## Instructions for the task
Starting at the first line of the items and ending with the line that contains "section-heading: 六、 各项费用的缴纳", present those lines as a JSON list of strings with one string per line. Leave out blank lines, and include both the first line and the last.

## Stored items

== == ==

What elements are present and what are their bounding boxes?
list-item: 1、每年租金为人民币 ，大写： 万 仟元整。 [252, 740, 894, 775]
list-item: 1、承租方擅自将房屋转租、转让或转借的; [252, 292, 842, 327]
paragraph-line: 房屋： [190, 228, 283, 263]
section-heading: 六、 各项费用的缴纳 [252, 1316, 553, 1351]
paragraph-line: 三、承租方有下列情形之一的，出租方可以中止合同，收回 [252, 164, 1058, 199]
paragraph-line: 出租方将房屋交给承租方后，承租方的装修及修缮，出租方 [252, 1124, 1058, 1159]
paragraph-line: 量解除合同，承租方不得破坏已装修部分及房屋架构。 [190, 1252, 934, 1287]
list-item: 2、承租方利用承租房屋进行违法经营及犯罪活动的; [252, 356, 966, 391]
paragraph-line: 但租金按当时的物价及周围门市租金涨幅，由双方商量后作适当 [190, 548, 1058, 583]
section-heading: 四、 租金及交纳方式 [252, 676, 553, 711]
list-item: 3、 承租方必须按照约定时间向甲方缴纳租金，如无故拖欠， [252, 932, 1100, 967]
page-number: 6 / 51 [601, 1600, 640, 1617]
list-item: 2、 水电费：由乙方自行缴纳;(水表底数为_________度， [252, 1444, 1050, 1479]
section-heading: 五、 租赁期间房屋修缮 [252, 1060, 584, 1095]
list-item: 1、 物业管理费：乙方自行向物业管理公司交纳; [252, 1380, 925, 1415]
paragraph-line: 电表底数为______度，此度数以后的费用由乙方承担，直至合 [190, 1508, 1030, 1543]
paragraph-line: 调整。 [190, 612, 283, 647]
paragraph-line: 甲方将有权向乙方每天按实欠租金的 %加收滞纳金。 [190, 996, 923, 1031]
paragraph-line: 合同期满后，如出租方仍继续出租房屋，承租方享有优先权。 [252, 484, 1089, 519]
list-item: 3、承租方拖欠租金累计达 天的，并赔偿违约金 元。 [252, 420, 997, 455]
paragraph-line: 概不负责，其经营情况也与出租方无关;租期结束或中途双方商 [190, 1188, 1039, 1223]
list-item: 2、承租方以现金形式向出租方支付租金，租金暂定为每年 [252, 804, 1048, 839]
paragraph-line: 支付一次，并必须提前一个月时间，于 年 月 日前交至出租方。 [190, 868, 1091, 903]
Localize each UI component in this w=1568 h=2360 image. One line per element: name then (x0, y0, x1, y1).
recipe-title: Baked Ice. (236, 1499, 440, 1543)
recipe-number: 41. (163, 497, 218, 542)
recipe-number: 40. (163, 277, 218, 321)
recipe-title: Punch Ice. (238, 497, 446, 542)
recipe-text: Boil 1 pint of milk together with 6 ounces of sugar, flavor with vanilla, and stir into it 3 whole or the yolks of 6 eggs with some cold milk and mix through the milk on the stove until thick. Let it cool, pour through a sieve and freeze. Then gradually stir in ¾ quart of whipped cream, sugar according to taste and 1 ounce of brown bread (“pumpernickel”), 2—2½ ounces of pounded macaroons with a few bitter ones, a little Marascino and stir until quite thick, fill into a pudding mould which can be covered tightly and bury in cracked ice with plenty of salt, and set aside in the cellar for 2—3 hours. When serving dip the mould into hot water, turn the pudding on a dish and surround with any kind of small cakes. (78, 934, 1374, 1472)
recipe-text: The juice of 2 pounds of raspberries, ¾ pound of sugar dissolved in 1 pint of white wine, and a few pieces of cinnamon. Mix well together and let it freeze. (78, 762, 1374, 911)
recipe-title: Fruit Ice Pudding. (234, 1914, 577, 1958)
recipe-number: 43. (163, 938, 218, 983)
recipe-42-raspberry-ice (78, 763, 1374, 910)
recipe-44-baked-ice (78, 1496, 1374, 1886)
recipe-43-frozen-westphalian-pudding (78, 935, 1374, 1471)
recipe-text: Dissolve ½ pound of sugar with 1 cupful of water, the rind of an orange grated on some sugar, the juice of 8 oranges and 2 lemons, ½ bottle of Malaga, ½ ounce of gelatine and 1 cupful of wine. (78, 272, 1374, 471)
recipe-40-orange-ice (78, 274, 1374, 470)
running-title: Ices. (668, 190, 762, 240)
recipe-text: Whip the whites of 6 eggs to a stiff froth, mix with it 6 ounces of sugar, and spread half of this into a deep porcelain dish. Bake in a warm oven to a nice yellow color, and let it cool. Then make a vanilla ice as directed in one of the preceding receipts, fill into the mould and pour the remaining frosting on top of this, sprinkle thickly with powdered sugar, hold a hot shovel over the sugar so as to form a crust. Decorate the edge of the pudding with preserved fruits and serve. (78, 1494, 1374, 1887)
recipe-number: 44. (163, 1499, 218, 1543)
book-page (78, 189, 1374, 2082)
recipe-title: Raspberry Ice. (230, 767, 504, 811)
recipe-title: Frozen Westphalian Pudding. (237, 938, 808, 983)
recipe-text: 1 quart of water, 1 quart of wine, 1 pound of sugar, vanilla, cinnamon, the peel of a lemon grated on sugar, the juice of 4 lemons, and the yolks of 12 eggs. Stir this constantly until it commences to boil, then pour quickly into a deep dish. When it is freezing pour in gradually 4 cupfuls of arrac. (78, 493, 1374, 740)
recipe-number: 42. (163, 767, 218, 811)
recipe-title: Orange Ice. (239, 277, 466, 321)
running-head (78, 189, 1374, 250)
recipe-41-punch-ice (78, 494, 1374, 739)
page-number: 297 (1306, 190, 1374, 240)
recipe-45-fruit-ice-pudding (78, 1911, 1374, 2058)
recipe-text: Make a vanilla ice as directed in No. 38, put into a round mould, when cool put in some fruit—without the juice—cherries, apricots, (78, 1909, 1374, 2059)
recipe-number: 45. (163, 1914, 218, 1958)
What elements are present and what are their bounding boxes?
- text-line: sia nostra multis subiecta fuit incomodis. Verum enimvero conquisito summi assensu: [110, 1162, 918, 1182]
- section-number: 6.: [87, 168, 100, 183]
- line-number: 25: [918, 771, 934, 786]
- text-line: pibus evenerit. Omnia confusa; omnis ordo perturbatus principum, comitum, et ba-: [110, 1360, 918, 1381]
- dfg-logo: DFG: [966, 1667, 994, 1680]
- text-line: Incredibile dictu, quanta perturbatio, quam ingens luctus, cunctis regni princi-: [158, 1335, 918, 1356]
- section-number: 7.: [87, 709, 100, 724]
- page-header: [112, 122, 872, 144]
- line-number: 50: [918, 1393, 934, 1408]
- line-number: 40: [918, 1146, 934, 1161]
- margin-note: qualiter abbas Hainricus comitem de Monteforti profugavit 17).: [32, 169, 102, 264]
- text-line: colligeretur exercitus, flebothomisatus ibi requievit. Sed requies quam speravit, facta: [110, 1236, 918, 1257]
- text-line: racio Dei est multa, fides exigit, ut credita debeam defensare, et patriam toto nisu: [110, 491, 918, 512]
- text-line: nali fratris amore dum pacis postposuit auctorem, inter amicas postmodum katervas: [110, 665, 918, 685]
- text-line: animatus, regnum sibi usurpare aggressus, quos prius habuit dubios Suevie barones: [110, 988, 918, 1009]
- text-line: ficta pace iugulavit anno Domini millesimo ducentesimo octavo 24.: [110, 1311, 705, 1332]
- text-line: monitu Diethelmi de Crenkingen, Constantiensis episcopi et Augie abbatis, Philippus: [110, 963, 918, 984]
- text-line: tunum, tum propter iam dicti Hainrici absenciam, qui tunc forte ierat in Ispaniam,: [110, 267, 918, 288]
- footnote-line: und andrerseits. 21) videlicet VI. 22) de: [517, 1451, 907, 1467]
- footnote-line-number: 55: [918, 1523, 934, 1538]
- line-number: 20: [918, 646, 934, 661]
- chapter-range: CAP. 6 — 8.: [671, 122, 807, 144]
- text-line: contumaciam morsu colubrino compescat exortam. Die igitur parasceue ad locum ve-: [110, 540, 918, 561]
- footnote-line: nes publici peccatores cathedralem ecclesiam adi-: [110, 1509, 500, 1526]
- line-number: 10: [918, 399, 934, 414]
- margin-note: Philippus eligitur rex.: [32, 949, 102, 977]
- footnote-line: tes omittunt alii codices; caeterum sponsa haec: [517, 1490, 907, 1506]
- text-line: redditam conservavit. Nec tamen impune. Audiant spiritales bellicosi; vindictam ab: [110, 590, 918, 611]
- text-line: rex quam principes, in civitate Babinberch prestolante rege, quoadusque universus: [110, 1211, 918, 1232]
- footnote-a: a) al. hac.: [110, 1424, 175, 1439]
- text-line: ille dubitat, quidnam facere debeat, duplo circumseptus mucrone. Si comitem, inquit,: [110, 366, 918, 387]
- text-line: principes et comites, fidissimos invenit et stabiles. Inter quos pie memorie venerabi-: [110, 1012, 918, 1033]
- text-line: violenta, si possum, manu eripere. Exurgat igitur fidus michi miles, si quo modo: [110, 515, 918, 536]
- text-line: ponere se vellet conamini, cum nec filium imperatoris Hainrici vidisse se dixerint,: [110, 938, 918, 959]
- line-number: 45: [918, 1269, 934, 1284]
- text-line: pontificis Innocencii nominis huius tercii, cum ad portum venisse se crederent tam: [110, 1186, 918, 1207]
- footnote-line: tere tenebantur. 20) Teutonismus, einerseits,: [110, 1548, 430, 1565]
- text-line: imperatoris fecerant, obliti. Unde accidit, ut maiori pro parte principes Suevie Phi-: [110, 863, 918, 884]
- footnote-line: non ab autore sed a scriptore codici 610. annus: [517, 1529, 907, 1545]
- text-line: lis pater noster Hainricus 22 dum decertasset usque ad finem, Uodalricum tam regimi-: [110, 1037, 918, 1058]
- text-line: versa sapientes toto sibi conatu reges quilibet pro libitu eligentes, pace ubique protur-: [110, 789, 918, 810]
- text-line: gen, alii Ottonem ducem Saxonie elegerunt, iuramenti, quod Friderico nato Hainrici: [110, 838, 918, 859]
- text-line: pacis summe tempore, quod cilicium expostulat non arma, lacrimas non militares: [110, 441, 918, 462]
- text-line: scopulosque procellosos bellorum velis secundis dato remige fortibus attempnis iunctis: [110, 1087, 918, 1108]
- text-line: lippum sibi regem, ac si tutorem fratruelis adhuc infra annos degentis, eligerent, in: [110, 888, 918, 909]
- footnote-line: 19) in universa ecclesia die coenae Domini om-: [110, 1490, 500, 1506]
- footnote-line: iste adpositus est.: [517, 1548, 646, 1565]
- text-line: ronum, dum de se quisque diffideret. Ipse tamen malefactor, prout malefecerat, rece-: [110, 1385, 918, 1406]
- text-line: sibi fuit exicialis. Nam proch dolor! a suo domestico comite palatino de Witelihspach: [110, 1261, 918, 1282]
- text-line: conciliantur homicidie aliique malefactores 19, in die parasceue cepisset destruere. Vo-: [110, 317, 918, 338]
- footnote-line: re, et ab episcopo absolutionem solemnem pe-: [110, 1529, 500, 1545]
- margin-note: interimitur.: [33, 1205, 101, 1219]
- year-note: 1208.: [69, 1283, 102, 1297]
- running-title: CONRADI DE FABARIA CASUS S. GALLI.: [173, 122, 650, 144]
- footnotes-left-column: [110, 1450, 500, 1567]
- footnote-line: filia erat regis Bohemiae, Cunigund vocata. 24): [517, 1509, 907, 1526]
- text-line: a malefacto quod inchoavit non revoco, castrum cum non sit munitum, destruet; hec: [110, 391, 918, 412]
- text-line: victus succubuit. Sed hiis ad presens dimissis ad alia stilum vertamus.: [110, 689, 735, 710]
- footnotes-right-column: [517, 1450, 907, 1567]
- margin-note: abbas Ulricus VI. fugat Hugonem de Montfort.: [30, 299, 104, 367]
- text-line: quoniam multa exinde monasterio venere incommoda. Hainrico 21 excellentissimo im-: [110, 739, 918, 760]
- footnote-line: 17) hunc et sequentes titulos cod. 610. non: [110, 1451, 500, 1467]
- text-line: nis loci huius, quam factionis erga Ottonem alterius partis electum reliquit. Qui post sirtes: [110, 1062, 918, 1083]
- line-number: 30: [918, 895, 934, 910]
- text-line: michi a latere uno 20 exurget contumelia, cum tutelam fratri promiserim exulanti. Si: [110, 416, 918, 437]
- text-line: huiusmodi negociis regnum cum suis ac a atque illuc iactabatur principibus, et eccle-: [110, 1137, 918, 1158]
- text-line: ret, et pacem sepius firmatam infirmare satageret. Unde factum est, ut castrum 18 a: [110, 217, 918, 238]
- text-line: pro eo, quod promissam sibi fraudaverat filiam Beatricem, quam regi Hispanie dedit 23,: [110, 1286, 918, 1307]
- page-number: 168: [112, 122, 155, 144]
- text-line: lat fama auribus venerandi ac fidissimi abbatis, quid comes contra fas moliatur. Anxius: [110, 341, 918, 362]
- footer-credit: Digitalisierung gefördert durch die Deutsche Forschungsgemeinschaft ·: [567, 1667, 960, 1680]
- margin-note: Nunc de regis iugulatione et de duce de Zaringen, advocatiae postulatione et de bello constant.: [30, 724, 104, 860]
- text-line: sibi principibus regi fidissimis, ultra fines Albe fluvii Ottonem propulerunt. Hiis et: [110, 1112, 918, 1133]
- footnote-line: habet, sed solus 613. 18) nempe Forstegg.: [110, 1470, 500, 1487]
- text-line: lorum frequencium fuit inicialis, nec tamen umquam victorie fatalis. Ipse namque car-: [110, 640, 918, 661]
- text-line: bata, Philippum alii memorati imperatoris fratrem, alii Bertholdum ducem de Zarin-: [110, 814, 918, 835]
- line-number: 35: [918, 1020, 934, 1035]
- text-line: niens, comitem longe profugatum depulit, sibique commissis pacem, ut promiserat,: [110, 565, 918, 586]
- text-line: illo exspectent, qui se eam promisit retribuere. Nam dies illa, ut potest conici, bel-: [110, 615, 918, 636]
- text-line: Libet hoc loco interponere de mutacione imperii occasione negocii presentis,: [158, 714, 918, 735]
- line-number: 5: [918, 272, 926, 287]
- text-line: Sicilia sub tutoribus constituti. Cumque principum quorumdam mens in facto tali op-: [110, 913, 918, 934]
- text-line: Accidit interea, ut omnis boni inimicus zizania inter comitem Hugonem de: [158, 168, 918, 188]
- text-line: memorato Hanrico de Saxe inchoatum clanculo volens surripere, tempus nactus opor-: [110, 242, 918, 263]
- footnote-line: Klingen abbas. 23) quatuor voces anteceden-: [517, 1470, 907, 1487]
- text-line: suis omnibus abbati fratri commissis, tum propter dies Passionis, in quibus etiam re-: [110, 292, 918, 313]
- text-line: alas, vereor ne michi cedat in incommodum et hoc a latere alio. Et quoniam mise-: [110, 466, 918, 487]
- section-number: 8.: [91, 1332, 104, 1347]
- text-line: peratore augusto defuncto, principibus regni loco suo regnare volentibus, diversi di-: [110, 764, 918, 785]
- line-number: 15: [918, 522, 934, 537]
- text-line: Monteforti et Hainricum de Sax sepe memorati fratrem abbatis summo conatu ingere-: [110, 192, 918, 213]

== == ==

## Result below
[
  "What elements are present and what are their bounding boxes?",
  "list-item: 1、每年租金为人民币 ，大写： 万 仟元整。 [252, 740, 894, 775]",
  "list-item: 1、承租方擅自将房屋转租、转让或转借的; [252, 292, 842, 327]",
  "paragraph-line: 房屋： [190, 228, 283, 263]",
  "section-heading: 六、 各项费用的缴纳 [252, 1316, 553, 1351]"
]